WORK REQUIRED → Reply with one number: the count of lines in the listing that contain the string "Bull".

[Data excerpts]
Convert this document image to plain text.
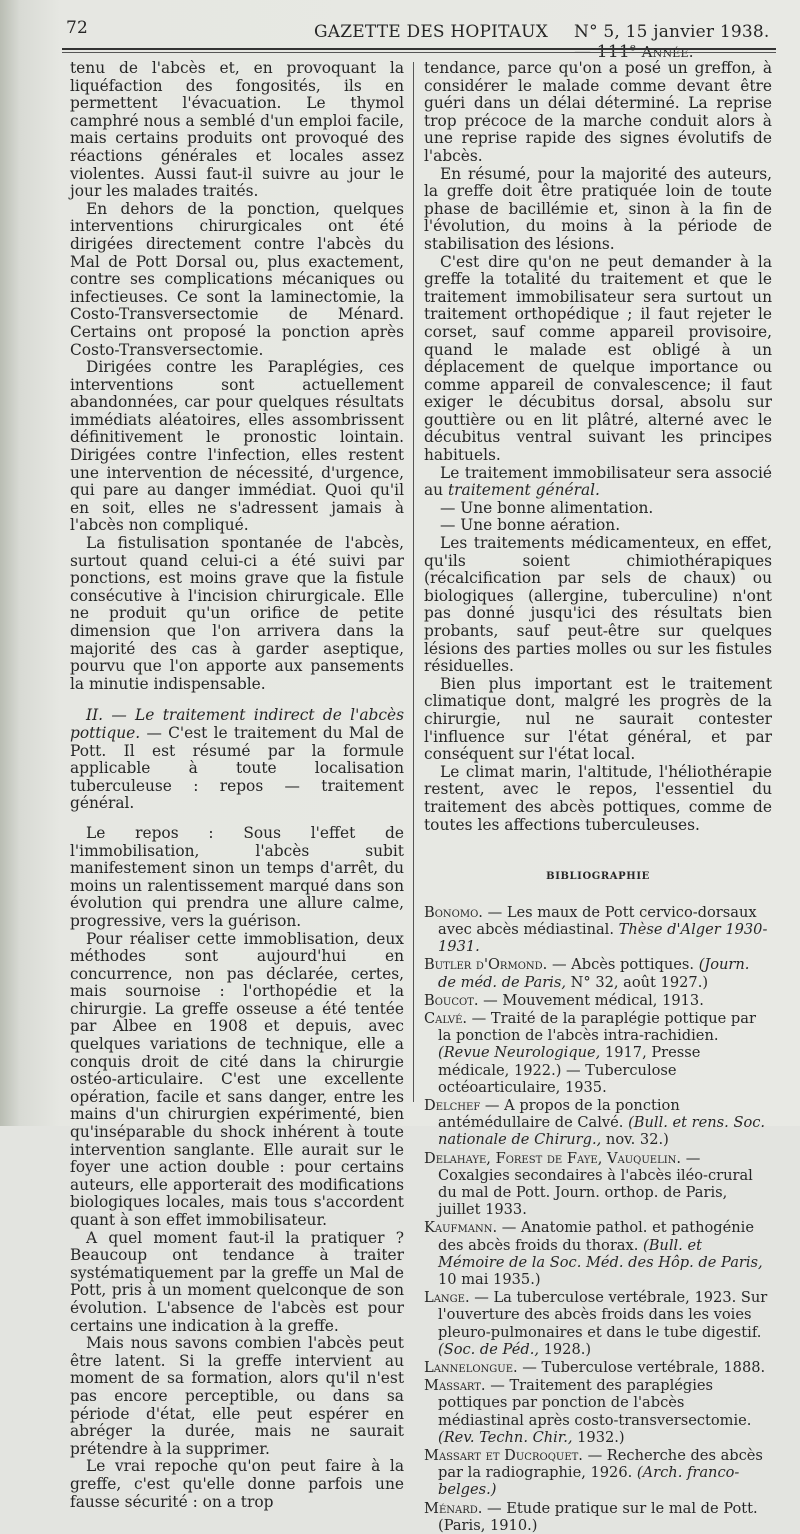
72	GAZETTE DES HOPITAUX N° 5, 15 janvier 1938. — 111e Année.

tenu de l'abcès et, en provoquant la liquéfaction des fongosités, ils en permettent l'évacuation. Le thymol camphré nous a semblé d'un emploi facile, mais certains produits ont provoqué des réactions générales et locales assez violentes. Aussi faut-il suivre au jour le jour les malades traités.

En dehors de la ponction, quelques interventions chirurgicales ont été dirigées directement contre l'abcès du Mal de Pott Dorsal ou, plus exactement, contre ses complications mécaniques ou infectieuses. Ce sont la laminectomie, la Costo-Transversectomie de Ménard. Certains ont proposé la ponction après Costo-Transversectomie.

Dirigées contre les Paraplégies, ces interventions sont actuellement abandonnées, car pour quelques résultats immédiats aléatoires, elles assombrissent définitivement le pronostic lointain. Dirigées contre l'infection, elles restent une intervention de nécessité, d'urgence, qui pare au danger immédiat. Quoi qu'il en soit, elles ne s'adressent jamais à l'abcès non compliqué.

La fistulisation spontanée de l'abcès, surtout quand celui-ci a été suivi par ponctions, est moins grave que la fistule consécutive à l'incision chirurgicale. Elle ne produit qu'un orifice de petite dimension que l'on arrivera dans la majorité des cas à garder aseptique, pourvu que l'on apporte aux pansements la minutie indispensable.

II. — Le traitement indirect de l'abcès pottique. — C'est le traitement du Mal de Pott. Il est résumé par la formule applicable à toute localisation tuberculeuse : repos — traitement général.

Le repos : Sous l'effet de l'immobilisation, l'abcès subit manifestement sinon un temps d'arrêt, du moins un ralentissement marqué dans son évolution qui prendra une allure calme, progressive, vers la guérison.

Pour réaliser cette immoblisation, deux méthodes sont aujourd'hui en concurrence, non pas déclarée, certes, mais sournoise : l'orthopédie et la chirurgie. La greffe osseuse a été tentée par Albee en 1908 et depuis, avec quelques variations de technique, elle a conquis droit de cité dans la chirurgie ostéo-articulaire. C'est une excellente opération, facile et sans danger, entre les mains d'un chirurgien expérimenté, bien qu'inséparable du shock inhérent à toute intervention sanglante. Elle aurait sur le foyer une action double : pour certains auteurs, elle apporterait des modifications biologiques locales, mais tous s'accordent quant à son effet immobilisateur.

A quel moment faut-il la pratiquer ? Beaucoup ont tendance à traiter systématiquement par la greffe un Mal de Pott, pris à un moment quelconque de son évolution. L'absence de l'abcès est pour certains une indication à la greffe.

Mais nous savons combien l'abcès peut être latent. Si la greffe intervient au moment de sa formation, alors qu'il n'est pas encore perceptible, ou dans sa période d'état, elle peut espérer en abréger la durée, mais ne saurait prétendre à la supprimer.

Le vrai repoche qu'on peut faire à la greffe, c'est qu'elle donne parfois une fausse sécurité : on a trop

tendance, parce qu'on a posé un greffon, à considérer le malade comme devant être guéri dans un délai déterminé. La reprise trop précoce de la marche conduit alors à une reprise rapide des signes évolutifs de l'abcès.

En résumé, pour la majorité des auteurs, la greffe doit être pratiquée loin de toute phase de bacillémie et, sinon à la fin de l'évolution, du moins à la période de stabilisation des lésions.

C'est dire qu'on ne peut demander à la greffe la totalité du traitement et que le traitement immobilisateur sera surtout un traitement orthopédique ; il faut rejeter le corset, sauf comme appareil provisoire, quand le malade est obligé à un déplacement de quelque importance ou comme appareil de convalescence; il faut exiger le décubitus dorsal, absolu sur gouttière ou en lit plâtré, alterné avec le décubitus ventral suivant les principes habituels.

Le traitement immobilisateur sera associé au traitement général.

— Une bonne alimentation.

— Une bonne aération.

Les traitements médicamenteux, en effet, qu'ils soient chimiothérapiques (récalcification par sels de chaux) ou biologiques (allergine, tuberculine) n'ont pas donné jusqu'ici des résultats bien probants, sauf peut-être sur quelques lésions des parties molles ou sur les fistules résiduelles.

Bien plus important est le traitement climatique dont, malgré les progrès de la chirurgie, nul ne saurait contester l'influence sur l'état général, et par conséquent sur l'état local.

Le climat marin, l'altitude, l'héliothérapie restent, avec le repos, l'essentiel du traitement des abcès pottiques, comme de toutes les affections tuberculeuses.

BIBLIOGRAPHIE

Bonomo. — Les maux de Pott cervico-dorsaux avec abcès médiastinal. Thèse d'Alger 1930-1931.

Butler d'Ormond. — Abcès pottiques. (Journ. de méd. de Paris, N° 32, août 1927.)

Boucot. — Mouvement médical, 1913.

Calvé. — Traité de la paraplégie pottique par la ponction de l'abcès intra-rachidien. (Revue Neurologique, 1917, Presse médicale, 1922.) — Tuberculose octéoarticulaire, 1935.

Delchef — A propos de la ponction antémédullaire de Calvé. (Bull. et rens. Soc. nationale de Chirurg., nov. 32.)

Delahaye, Forest de Faye, Vauquelin. — Coxalgies secondaires à l'abcès iléo-crural du mal de Pott. Journ. orthop. de Paris, juillet 1933.

Kaufmann. — Anatomie pathol. et pathogénie des abcès froids du thorax. (Bull. et Mémoire de la Soc. Méd. des Hôp. de Paris, 10 mai 1935.)

Lange. — La tuberculose vertébrale, 1923. Sur l'ouverture des abcès froids dans les voies pleuro-pulmonaires et dans le tube digestif. (Soc. de Péd., 1928.)

Lannelongue. — Tuberculose vertébrale, 1888.

Massart. — Traitement des paraplégies pottiques par ponction de l'abcès médiastinal après costo-transversectomie. (Rev. Techn. Chir., 1932.)

Massart et Ducroquet. — Recherche des abcès par la radiographie, 1926. (Arch. franco-belges.)

Ménard. — Etude pratique sur le mal de Pott. (Paris, 1910.)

SOLUTION TO THE PROBLEM → 2